▸ **Objective**
Restate the data word for word and leave the images out.

▸ **The records**

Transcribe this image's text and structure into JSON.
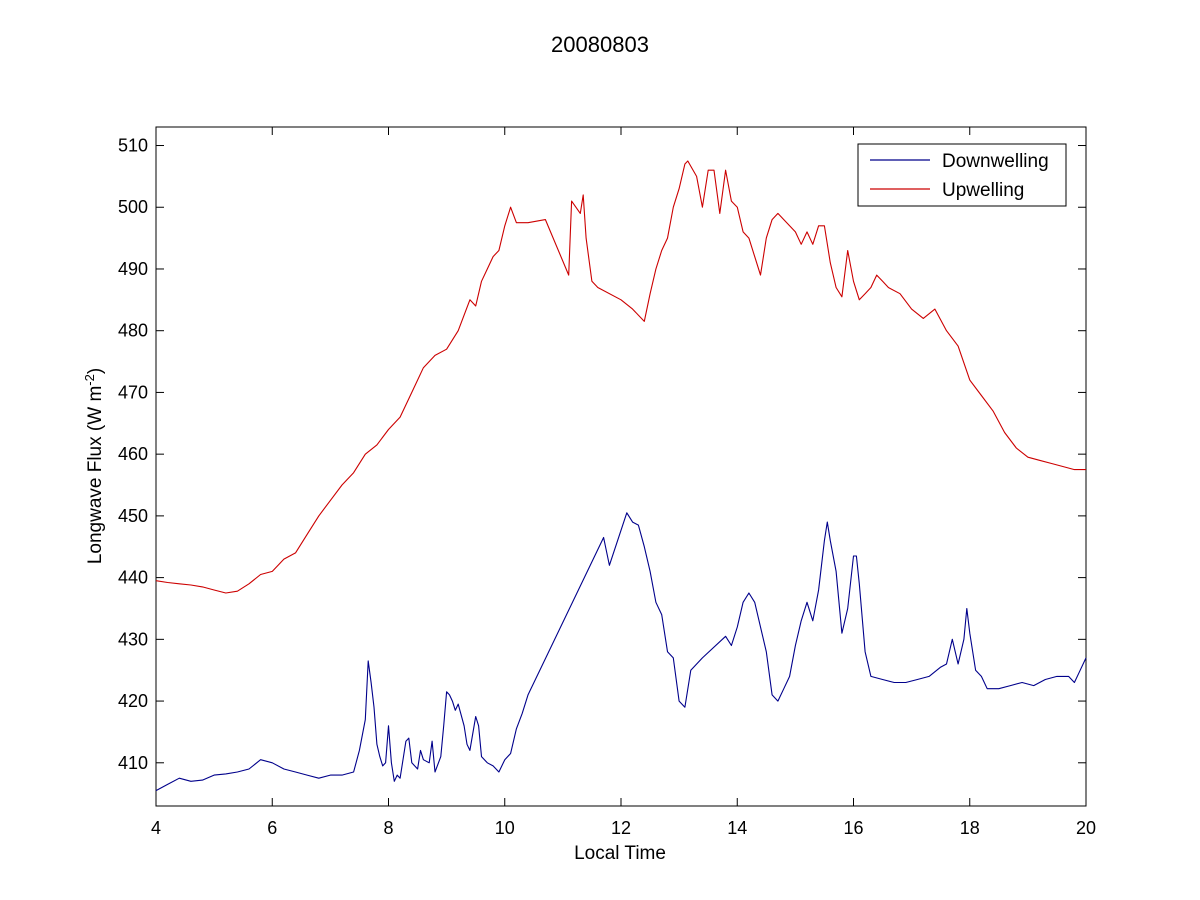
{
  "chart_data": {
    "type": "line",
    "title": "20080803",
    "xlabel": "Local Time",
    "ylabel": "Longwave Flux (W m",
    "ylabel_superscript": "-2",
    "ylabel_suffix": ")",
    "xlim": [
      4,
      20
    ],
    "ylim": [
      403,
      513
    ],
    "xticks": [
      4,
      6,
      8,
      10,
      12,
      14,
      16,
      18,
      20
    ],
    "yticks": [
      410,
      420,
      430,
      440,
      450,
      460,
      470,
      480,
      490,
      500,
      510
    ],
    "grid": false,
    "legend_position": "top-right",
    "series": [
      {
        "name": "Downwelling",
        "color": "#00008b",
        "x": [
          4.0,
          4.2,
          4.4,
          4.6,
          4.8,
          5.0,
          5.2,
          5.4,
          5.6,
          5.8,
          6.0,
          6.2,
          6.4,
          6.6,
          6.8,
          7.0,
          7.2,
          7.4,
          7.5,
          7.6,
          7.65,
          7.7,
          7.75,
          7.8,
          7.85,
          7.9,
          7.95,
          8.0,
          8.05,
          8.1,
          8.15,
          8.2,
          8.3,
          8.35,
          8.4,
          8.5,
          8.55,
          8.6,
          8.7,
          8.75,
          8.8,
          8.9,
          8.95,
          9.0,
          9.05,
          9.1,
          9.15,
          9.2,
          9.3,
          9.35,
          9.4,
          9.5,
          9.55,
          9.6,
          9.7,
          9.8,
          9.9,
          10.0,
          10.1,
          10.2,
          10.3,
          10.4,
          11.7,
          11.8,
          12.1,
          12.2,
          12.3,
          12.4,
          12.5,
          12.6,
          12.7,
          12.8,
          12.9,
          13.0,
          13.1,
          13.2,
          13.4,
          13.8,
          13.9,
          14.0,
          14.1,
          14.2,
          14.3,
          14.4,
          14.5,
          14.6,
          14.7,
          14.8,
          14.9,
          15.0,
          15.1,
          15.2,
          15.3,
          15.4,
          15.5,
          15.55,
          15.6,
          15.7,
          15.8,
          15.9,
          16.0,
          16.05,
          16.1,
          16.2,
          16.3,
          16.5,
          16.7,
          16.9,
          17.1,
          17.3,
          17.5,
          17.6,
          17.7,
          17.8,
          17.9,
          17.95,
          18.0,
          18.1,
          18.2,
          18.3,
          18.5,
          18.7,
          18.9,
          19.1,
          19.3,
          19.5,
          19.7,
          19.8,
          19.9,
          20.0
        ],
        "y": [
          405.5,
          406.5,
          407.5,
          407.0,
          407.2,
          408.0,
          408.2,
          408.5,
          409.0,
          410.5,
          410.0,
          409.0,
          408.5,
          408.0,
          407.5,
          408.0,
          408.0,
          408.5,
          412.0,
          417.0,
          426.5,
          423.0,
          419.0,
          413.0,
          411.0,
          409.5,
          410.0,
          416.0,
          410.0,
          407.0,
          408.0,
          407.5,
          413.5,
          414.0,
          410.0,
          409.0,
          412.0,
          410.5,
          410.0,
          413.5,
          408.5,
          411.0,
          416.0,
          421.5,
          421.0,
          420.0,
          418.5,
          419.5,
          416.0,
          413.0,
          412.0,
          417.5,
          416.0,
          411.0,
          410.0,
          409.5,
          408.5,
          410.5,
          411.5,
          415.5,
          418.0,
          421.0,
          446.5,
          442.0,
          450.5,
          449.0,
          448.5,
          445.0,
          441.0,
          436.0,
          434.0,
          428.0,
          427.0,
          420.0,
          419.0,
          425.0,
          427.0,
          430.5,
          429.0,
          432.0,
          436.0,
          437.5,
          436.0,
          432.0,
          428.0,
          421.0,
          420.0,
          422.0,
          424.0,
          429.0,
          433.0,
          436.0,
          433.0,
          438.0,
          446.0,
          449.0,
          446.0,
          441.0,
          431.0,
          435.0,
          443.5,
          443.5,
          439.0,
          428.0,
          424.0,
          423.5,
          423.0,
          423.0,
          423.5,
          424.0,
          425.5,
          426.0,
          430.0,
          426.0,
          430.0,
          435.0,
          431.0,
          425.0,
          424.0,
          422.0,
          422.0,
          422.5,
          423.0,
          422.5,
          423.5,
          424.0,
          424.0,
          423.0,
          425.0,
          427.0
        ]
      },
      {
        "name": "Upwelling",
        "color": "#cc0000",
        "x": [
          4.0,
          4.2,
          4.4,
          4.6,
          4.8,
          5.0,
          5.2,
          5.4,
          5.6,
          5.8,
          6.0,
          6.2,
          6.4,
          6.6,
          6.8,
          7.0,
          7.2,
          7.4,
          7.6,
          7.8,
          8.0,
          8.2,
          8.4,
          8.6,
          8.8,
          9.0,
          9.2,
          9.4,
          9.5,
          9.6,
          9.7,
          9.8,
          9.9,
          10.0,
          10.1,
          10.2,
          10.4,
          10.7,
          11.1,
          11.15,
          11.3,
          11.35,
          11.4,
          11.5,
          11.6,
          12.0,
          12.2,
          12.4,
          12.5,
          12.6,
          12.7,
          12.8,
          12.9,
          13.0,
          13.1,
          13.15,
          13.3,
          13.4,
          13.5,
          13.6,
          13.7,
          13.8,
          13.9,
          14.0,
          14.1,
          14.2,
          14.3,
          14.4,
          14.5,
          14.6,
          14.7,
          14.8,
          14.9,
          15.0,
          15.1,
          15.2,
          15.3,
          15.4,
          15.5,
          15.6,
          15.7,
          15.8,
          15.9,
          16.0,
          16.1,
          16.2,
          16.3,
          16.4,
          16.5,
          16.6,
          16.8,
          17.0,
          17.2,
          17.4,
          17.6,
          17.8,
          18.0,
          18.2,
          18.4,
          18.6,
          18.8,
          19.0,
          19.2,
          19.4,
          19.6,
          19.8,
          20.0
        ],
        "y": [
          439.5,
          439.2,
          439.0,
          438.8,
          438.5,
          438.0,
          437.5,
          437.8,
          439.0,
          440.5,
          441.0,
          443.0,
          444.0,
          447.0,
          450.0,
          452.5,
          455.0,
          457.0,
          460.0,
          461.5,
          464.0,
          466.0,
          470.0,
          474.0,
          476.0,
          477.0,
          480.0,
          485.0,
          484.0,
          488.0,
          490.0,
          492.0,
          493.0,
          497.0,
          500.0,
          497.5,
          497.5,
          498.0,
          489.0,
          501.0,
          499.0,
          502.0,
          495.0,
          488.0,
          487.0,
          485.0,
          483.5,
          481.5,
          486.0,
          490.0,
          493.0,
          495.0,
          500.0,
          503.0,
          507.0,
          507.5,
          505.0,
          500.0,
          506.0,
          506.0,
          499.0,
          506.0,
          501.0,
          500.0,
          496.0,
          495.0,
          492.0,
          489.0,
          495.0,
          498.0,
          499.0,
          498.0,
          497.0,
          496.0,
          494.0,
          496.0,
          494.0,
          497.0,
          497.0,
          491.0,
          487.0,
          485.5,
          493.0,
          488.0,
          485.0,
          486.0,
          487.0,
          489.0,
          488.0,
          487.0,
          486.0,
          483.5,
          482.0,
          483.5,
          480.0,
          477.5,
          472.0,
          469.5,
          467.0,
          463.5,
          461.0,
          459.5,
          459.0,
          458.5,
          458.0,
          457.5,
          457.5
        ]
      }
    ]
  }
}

▸ **Final result**
Transcribe this image's text and structure into JSON.
{
  "chart_data": {
    "type": "line",
    "title": "20080803",
    "xlabel": "Local Time",
    "ylabel": "Longwave Flux (W m",
    "ylabel_superscript": "-2",
    "ylabel_suffix": ")",
    "xlim": [
      4,
      20
    ],
    "ylim": [
      403,
      513
    ],
    "xticks": [
      4,
      6,
      8,
      10,
      12,
      14,
      16,
      18,
      20
    ],
    "yticks": [
      410,
      420,
      430,
      440,
      450,
      460,
      470,
      480,
      490,
      500,
      510
    ],
    "grid": false,
    "legend_position": "top-right",
    "series": [
      {
        "name": "Downwelling",
        "color": "#00008b",
        "x": [
          4.0,
          4.2,
          4.4,
          4.6,
          4.8,
          5.0,
          5.2,
          5.4,
          5.6,
          5.8,
          6.0,
          6.2,
          6.4,
          6.6,
          6.8,
          7.0,
          7.2,
          7.4,
          7.5,
          7.6,
          7.65,
          7.7,
          7.75,
          7.8,
          7.85,
          7.9,
          7.95,
          8.0,
          8.05,
          8.1,
          8.15,
          8.2,
          8.3,
          8.35,
          8.4,
          8.5,
          8.55,
          8.6,
          8.7,
          8.75,
          8.8,
          8.9,
          8.95,
          9.0,
          9.05,
          9.1,
          9.15,
          9.2,
          9.3,
          9.35,
          9.4,
          9.5,
          9.55,
          9.6,
          9.7,
          9.8,
          9.9,
          10.0,
          10.1,
          10.2,
          10.3,
          10.4,
          11.7,
          11.8,
          12.1,
          12.2,
          12.3,
          12.4,
          12.5,
          12.6,
          12.7,
          12.8,
          12.9,
          13.0,
          13.1,
          13.2,
          13.4,
          13.8,
          13.9,
          14.0,
          14.1,
          14.2,
          14.3,
          14.4,
          14.5,
          14.6,
          14.7,
          14.8,
          14.9,
          15.0,
          15.1,
          15.2,
          15.3,
          15.4,
          15.5,
          15.55,
          15.6,
          15.7,
          15.8,
          15.9,
          16.0,
          16.05,
          16.1,
          16.2,
          16.3,
          16.5,
          16.7,
          16.9,
          17.1,
          17.3,
          17.5,
          17.6,
          17.7,
          17.8,
          17.9,
          17.95,
          18.0,
          18.1,
          18.2,
          18.3,
          18.5,
          18.7,
          18.9,
          19.1,
          19.3,
          19.5,
          19.7,
          19.8,
          19.9,
          20.0
        ],
        "y": [
          405.5,
          406.5,
          407.5,
          407.0,
          407.2,
          408.0,
          408.2,
          408.5,
          409.0,
          410.5,
          410.0,
          409.0,
          408.5,
          408.0,
          407.5,
          408.0,
          408.0,
          408.5,
          412.0,
          417.0,
          426.5,
          423.0,
          419.0,
          413.0,
          411.0,
          409.5,
          410.0,
          416.0,
          410.0,
          407.0,
          408.0,
          407.5,
          413.5,
          414.0,
          410.0,
          409.0,
          412.0,
          410.5,
          410.0,
          413.5,
          408.5,
          411.0,
          416.0,
          421.5,
          421.0,
          420.0,
          418.5,
          419.5,
          416.0,
          413.0,
          412.0,
          417.5,
          416.0,
          411.0,
          410.0,
          409.5,
          408.5,
          410.5,
          411.5,
          415.5,
          418.0,
          421.0,
          446.5,
          442.0,
          450.5,
          449.0,
          448.5,
          445.0,
          441.0,
          436.0,
          434.0,
          428.0,
          427.0,
          420.0,
          419.0,
          425.0,
          427.0,
          430.5,
          429.0,
          432.0,
          436.0,
          437.5,
          436.0,
          432.0,
          428.0,
          421.0,
          420.0,
          422.0,
          424.0,
          429.0,
          433.0,
          436.0,
          433.0,
          438.0,
          446.0,
          449.0,
          446.0,
          441.0,
          431.0,
          435.0,
          443.5,
          443.5,
          439.0,
          428.0,
          424.0,
          423.5,
          423.0,
          423.0,
          423.5,
          424.0,
          425.5,
          426.0,
          430.0,
          426.0,
          430.0,
          435.0,
          431.0,
          425.0,
          424.0,
          422.0,
          422.0,
          422.5,
          423.0,
          422.5,
          423.5,
          424.0,
          424.0,
          423.0,
          425.0,
          427.0
        ]
      },
      {
        "name": "Upwelling",
        "color": "#cc0000",
        "x": [
          4.0,
          4.2,
          4.4,
          4.6,
          4.8,
          5.0,
          5.2,
          5.4,
          5.6,
          5.8,
          6.0,
          6.2,
          6.4,
          6.6,
          6.8,
          7.0,
          7.2,
          7.4,
          7.6,
          7.8,
          8.0,
          8.2,
          8.4,
          8.6,
          8.8,
          9.0,
          9.2,
          9.4,
          9.5,
          9.6,
          9.7,
          9.8,
          9.9,
          10.0,
          10.1,
          10.2,
          10.4,
          10.7,
          11.1,
          11.15,
          11.3,
          11.35,
          11.4,
          11.5,
          11.6,
          12.0,
          12.2,
          12.4,
          12.5,
          12.6,
          12.7,
          12.8,
          12.9,
          13.0,
          13.1,
          13.15,
          13.3,
          13.4,
          13.5,
          13.6,
          13.7,
          13.8,
          13.9,
          14.0,
          14.1,
          14.2,
          14.3,
          14.4,
          14.5,
          14.6,
          14.7,
          14.8,
          14.9,
          15.0,
          15.1,
          15.2,
          15.3,
          15.4,
          15.5,
          15.6,
          15.7,
          15.8,
          15.9,
          16.0,
          16.1,
          16.2,
          16.3,
          16.4,
          16.5,
          16.6,
          16.8,
          17.0,
          17.2,
          17.4,
          17.6,
          17.8,
          18.0,
          18.2,
          18.4,
          18.6,
          18.8,
          19.0,
          19.2,
          19.4,
          19.6,
          19.8,
          20.0
        ],
        "y": [
          439.5,
          439.2,
          439.0,
          438.8,
          438.5,
          438.0,
          437.5,
          437.8,
          439.0,
          440.5,
          441.0,
          443.0,
          444.0,
          447.0,
          450.0,
          452.5,
          455.0,
          457.0,
          460.0,
          461.5,
          464.0,
          466.0,
          470.0,
          474.0,
          476.0,
          477.0,
          480.0,
          485.0,
          484.0,
          488.0,
          490.0,
          492.0,
          493.0,
          497.0,
          500.0,
          497.5,
          497.5,
          498.0,
          489.0,
          501.0,
          499.0,
          502.0,
          495.0,
          488.0,
          487.0,
          485.0,
          483.5,
          481.5,
          486.0,
          490.0,
          493.0,
          495.0,
          500.0,
          503.0,
          507.0,
          507.5,
          505.0,
          500.0,
          506.0,
          506.0,
          499.0,
          506.0,
          501.0,
          500.0,
          496.0,
          495.0,
          492.0,
          489.0,
          495.0,
          498.0,
          499.0,
          498.0,
          497.0,
          496.0,
          494.0,
          496.0,
          494.0,
          497.0,
          497.0,
          491.0,
          487.0,
          485.5,
          493.0,
          488.0,
          485.0,
          486.0,
          487.0,
          489.0,
          488.0,
          487.0,
          486.0,
          483.5,
          482.0,
          483.5,
          480.0,
          477.5,
          472.0,
          469.5,
          467.0,
          463.5,
          461.0,
          459.5,
          459.0,
          458.5,
          458.0,
          457.5,
          457.5
        ]
      }
    ]
  }
}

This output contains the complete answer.